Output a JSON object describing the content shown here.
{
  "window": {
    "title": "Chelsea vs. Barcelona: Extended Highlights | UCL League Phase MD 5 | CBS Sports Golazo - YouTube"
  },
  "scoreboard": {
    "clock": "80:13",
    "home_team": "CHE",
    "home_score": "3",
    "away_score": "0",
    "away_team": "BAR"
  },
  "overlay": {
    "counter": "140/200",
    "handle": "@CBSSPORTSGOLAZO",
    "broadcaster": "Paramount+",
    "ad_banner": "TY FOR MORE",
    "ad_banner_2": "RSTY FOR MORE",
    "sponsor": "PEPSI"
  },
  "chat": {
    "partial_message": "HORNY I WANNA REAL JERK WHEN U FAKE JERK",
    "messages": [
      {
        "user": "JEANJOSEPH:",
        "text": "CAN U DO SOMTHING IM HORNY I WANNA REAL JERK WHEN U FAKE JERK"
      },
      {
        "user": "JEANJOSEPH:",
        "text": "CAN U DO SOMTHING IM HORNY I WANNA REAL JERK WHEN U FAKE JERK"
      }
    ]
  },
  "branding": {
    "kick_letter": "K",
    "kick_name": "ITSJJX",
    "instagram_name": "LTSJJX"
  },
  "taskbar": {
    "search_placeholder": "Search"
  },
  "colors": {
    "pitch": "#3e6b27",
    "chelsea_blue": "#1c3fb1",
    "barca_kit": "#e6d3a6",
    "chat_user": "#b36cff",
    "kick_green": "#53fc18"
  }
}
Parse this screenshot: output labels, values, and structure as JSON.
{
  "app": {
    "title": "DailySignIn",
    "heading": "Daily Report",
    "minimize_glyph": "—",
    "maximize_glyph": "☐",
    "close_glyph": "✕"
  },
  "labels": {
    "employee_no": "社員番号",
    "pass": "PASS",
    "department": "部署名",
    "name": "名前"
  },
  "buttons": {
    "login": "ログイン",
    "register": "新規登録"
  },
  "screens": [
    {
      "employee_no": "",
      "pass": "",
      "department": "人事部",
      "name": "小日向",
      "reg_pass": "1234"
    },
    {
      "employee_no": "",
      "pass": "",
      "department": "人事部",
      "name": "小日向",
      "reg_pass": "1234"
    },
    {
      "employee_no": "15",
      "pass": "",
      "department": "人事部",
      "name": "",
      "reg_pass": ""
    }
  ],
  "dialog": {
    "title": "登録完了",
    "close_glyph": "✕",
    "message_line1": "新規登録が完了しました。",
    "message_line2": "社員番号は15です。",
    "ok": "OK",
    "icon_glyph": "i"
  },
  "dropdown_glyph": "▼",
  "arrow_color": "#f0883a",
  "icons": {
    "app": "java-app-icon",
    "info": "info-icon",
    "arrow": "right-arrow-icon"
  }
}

* Task requirements
Copy each line of the data that contains the word "MORE".

* Task answer
    "ad_banner": "TY FOR MORE",
    "ad_banner_2": "RSTY FOR MORE",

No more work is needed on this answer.